**Given task:**
The data below must be copied in full and without any change.

**Given records:**
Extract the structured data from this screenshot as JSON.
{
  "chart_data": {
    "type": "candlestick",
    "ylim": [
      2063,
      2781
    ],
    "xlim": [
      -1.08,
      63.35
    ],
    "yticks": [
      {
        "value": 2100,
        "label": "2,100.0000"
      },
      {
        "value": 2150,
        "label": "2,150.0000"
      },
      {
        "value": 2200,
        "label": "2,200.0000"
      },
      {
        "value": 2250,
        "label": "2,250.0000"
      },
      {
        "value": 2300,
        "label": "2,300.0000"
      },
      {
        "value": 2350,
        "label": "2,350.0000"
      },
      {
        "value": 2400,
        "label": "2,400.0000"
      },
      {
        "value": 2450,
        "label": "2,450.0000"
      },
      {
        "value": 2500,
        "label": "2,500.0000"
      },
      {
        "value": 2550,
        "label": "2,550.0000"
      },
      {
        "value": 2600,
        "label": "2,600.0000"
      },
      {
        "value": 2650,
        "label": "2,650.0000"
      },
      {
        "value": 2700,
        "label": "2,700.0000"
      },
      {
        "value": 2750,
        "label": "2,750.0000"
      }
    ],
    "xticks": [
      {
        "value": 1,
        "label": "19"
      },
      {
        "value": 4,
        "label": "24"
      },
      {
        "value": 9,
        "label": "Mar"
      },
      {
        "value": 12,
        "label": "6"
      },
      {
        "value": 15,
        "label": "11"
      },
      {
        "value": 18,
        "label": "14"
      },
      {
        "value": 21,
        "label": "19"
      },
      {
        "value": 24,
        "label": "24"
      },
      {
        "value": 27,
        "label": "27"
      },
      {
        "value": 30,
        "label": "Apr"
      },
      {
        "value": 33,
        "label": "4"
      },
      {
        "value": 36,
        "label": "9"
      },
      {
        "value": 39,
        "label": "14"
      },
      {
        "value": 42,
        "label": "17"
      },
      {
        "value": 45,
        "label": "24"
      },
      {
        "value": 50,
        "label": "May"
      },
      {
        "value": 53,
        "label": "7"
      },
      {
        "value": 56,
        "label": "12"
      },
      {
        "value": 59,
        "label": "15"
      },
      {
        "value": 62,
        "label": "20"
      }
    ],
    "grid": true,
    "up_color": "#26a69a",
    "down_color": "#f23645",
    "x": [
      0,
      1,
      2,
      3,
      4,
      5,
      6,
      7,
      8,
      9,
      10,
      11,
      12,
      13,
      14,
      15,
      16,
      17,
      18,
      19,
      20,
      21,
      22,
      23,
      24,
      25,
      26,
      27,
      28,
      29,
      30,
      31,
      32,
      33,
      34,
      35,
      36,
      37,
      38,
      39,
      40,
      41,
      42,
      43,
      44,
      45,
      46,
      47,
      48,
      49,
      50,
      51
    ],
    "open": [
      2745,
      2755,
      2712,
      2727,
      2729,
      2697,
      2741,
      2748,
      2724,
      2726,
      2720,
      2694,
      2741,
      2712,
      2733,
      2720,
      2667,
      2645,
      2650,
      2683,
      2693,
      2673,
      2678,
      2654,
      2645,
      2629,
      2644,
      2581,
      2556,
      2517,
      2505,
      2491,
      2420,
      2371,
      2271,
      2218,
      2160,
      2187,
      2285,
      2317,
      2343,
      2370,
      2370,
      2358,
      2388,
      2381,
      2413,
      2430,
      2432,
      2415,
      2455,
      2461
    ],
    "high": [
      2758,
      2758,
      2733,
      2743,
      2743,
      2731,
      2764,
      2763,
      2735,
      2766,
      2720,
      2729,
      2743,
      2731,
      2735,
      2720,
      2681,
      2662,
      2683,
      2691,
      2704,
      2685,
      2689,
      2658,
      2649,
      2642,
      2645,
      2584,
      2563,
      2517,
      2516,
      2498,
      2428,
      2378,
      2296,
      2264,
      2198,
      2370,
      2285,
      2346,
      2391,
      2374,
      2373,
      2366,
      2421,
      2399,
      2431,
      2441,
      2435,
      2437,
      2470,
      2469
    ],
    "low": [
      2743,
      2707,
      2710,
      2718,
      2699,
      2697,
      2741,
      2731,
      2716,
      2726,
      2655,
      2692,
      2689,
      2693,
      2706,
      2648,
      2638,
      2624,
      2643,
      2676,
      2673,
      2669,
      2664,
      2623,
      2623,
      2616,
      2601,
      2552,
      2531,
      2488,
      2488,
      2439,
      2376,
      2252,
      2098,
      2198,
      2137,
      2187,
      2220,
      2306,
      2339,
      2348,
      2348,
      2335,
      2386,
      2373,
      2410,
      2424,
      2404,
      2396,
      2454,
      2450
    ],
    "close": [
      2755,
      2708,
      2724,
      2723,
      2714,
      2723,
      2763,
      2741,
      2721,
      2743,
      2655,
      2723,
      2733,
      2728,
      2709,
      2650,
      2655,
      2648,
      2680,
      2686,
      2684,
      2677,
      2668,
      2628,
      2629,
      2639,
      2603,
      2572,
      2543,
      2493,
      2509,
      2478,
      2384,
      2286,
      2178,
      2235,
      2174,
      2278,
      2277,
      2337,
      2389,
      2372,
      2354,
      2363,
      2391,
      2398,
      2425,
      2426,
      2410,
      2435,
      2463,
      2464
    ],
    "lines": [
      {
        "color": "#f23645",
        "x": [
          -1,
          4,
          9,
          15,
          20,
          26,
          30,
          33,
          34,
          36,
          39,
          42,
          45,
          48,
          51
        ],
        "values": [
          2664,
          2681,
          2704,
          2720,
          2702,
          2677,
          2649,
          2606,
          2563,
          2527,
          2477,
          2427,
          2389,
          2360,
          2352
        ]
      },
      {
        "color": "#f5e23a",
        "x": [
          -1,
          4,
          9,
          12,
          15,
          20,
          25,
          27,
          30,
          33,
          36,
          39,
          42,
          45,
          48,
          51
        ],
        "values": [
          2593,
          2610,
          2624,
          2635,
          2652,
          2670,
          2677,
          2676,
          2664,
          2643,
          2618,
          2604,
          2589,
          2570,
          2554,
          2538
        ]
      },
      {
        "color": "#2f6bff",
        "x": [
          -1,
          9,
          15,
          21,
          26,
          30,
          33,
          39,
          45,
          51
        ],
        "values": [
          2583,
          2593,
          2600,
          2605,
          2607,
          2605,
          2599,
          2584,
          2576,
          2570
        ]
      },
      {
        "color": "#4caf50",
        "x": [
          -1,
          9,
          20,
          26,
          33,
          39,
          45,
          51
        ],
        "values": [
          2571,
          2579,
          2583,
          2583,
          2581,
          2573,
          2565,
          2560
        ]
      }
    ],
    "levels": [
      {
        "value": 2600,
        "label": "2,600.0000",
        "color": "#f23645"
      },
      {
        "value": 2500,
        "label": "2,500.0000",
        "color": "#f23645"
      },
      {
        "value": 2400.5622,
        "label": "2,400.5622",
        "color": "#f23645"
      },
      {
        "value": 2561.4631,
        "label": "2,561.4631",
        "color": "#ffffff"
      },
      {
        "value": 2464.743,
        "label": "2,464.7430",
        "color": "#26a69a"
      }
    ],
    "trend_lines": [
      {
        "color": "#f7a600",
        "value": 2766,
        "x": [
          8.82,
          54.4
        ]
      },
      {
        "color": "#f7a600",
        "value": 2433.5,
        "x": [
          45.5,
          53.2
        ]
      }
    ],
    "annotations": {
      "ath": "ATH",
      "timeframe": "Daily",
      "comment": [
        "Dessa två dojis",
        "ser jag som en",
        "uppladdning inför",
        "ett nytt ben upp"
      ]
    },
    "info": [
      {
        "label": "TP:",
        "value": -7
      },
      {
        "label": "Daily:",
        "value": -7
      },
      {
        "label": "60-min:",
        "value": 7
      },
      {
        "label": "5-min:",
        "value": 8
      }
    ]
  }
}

**Task response:**
Extract the structured data from this screenshot as JSON.
{
  "chart_data": {
    "type": "candlestick",
    "ylim": [
      2063,
      2781
    ],
    "xlim": [
      -1.08,
      63.35
    ],
    "yticks": [
      {
        "value": 2100,
        "label": "2,100.0000"
      },
      {
        "value": 2150,
        "label": "2,150.0000"
      },
      {
        "value": 2200,
        "label": "2,200.0000"
      },
      {
        "value": 2250,
        "label": "2,250.0000"
      },
      {
        "value": 2300,
        "label": "2,300.0000"
      },
      {
        "value": 2350,
        "label": "2,350.0000"
      },
      {
        "value": 2400,
        "label": "2,400.0000"
      },
      {
        "value": 2450,
        "label": "2,450.0000"
      },
      {
        "value": 2500,
        "label": "2,500.0000"
      },
      {
        "value": 2550,
        "label": "2,550.0000"
      },
      {
        "value": 2600,
        "label": "2,600.0000"
      },
      {
        "value": 2650,
        "label": "2,650.0000"
      },
      {
        "value": 2700,
        "label": "2,700.0000"
      },
      {
        "value": 2750,
        "label": "2,750.0000"
      }
    ],
    "xticks": [
      {
        "value": 1,
        "label": "19"
      },
      {
        "value": 4,
        "label": "24"
      },
      {
        "value": 9,
        "label": "Mar"
      },
      {
        "value": 12,
        "label": "6"
      },
      {
        "value": 15,
        "label": "11"
      },
      {
        "value": 18,
        "label": "14"
      },
      {
        "value": 21,
        "label": "19"
      },
      {
        "value": 24,
        "label": "24"
      },
      {
        "value": 27,
        "label": "27"
      },
      {
        "value": 30,
        "label": "Apr"
      },
      {
        "value": 33,
        "label": "4"
      },
      {
        "value": 36,
        "label": "9"
      },
      {
        "value": 39,
        "label": "14"
      },
      {
        "value": 42,
        "label": "17"
      },
      {
        "value": 45,
        "label": "24"
      },
      {
        "value": 50,
        "label": "May"
      },
      {
        "value": 53,
        "label": "7"
      },
      {
        "value": 56,
        "label": "12"
      },
      {
        "value": 59,
        "label": "15"
      },
      {
        "value": 62,
        "label": "20"
      }
    ],
    "grid": true,
    "up_color": "#26a69a",
    "down_color": "#f23645",
    "x": [
      0,
      1,
      2,
      3,
      4,
      5,
      6,
      7,
      8,
      9,
      10,
      11,
      12,
      13,
      14,
      15,
      16,
      17,
      18,
      19,
      20,
      21,
      22,
      23,
      24,
      25,
      26,
      27,
      28,
      29,
      30,
      31,
      32,
      33,
      34,
      35,
      36,
      37,
      38,
      39,
      40,
      41,
      42,
      43,
      44,
      45,
      46,
      47,
      48,
      49,
      50,
      51
    ],
    "open": [
      2745,
      2755,
      2712,
      2727,
      2729,
      2697,
      2741,
      2748,
      2724,
      2726,
      2720,
      2694,
      2741,
      2712,
      2733,
      2720,
      2667,
      2645,
      2650,
      2683,
      2693,
      2673,
      2678,
      2654,
      2645,
      2629,
      2644,
      2581,
      2556,
      2517,
      2505,
      2491,
      2420,
      2371,
      2271,
      2218,
      2160,
      2187,
      2285,
      2317,
      2343,
      2370,
      2370,
      2358,
      2388,
      2381,
      2413,
      2430,
      2432,
      2415,
      2455,
      2461
    ],
    "high": [
      2758,
      2758,
      2733,
      2743,
      2743,
      2731,
      2764,
      2763,
      2735,
      2766,
      2720,
      2729,
      2743,
      2731,
      2735,
      2720,
      2681,
      2662,
      2683,
      2691,
      2704,
      2685,
      2689,
      2658,
      2649,
      2642,
      2645,
      2584,
      2563,
      2517,
      2516,
      2498,
      2428,
      2378,
      2296,
      2264,
      2198,
      2370,
      2285,
      2346,
      2391,
      2374,
      2373,
      2366,
      2421,
      2399,
      2431,
      2441,
      2435,
      2437,
      2470,
      2469
    ],
    "low": [
      2743,
      2707,
      2710,
      2718,
      2699,
      2697,
      2741,
      2731,
      2716,
      2726,
      2655,
      2692,
      2689,
      2693,
      2706,
      2648,
      2638,
      2624,
      2643,
      2676,
      2673,
      2669,
      2664,
      2623,
      2623,
      2616,
      2601,
      2552,
      2531,
      2488,
      2488,
      2439,
      2376,
      2252,
      2098,
      2198,
      2137,
      2187,
      2220,
      2306,
      2339,
      2348,
      2348,
      2335,
      2386,
      2373,
      2410,
      2424,
      2404,
      2396,
      2454,
      2450
    ],
    "close": [
      2755,
      2708,
      2724,
      2723,
      2714,
      2723,
      2763,
      2741,
      2721,
      2743,
      2655,
      2723,
      2733,
      2728,
      2709,
      2650,
      2655,
      2648,
      2680,
      2686,
      2684,
      2677,
      2668,
      2628,
      2629,
      2639,
      2603,
      2572,
      2543,
      2493,
      2509,
      2478,
      2384,
      2286,
      2178,
      2235,
      2174,
      2278,
      2277,
      2337,
      2389,
      2372,
      2354,
      2363,
      2391,
      2398,
      2425,
      2426,
      2410,
      2435,
      2463,
      2464
    ],
    "lines": [
      {
        "color": "#f23645",
        "x": [
          -1,
          4,
          9,
          15,
          20,
          26,
          30,
          33,
          34,
          36,
          39,
          42,
          45,
          48,
          51
        ],
        "values": [
          2664,
          2681,
          2704,
          2720,
          2702,
          2677,
          2649,
          2606,
          2563,
          2527,
          2477,
          2427,
          2389,
          2360,
          2352
        ]
      },
      {
        "color": "#f5e23a",
        "x": [
          -1,
          4,
          9,
          12,
          15,
          20,
          25,
          27,
          30,
          33,
          36,
          39,
          42,
          45,
          48,
          51
        ],
        "values": [
          2593,
          2610,
          2624,
          2635,
          2652,
          2670,
          2677,
          2676,
          2664,
          2643,
          2618,
          2604,
          2589,
          2570,
          2554,
          2538
        ]
      },
      {
        "color": "#2f6bff",
        "x": [
          -1,
          9,
          15,
          21,
          26,
          30,
          33,
          39,
          45,
          51
        ],
        "values": [
          2583,
          2593,
          2600,
          2605,
          2607,
          2605,
          2599,
          2584,
          2576,
          2570
        ]
      },
      {
        "color": "#4caf50",
        "x": [
          -1,
          9,
          20,
          26,
          33,
          39,
          45,
          51
        ],
        "values": [
          2571,
          2579,
          2583,
          2583,
          2581,
          2573,
          2565,
          2560
        ]
      }
    ],
    "levels": [
      {
        "value": 2600,
        "label": "2,600.0000",
        "color": "#f23645"
      },
      {
        "value": 2500,
        "label": "2,500.0000",
        "color": "#f23645"
      },
      {
        "value": 2400.5622,
        "label": "2,400.5622",
        "color": "#f23645"
      },
      {
        "value": 2561.4631,
        "label": "2,561.4631",
        "color": "#ffffff"
      },
      {
        "value": 2464.743,
        "label": "2,464.7430",
        "color": "#26a69a"
      }
    ],
    "trend_lines": [
      {
        "color": "#f7a600",
        "value": 2766,
        "x": [
          8.82,
          54.4
        ]
      },
      {
        "color": "#f7a600",
        "value": 2433.5,
        "x": [
          45.5,
          53.2
        ]
      }
    ],
    "annotations": {
      "ath": "ATH",
      "timeframe": "Daily",
      "comment": [
        "Dessa två dojis",
        "ser jag som en",
        "uppladdning inför",
        "ett nytt ben upp"
      ]
    },
    "info": [
      {
        "label": "TP:",
        "value": -7
      },
      {
        "label": "Daily:",
        "value": -7
      },
      {
        "label": "60-min:",
        "value": 7
      },
      {
        "label": "5-min:",
        "value": 8
      }
    ]
  }
}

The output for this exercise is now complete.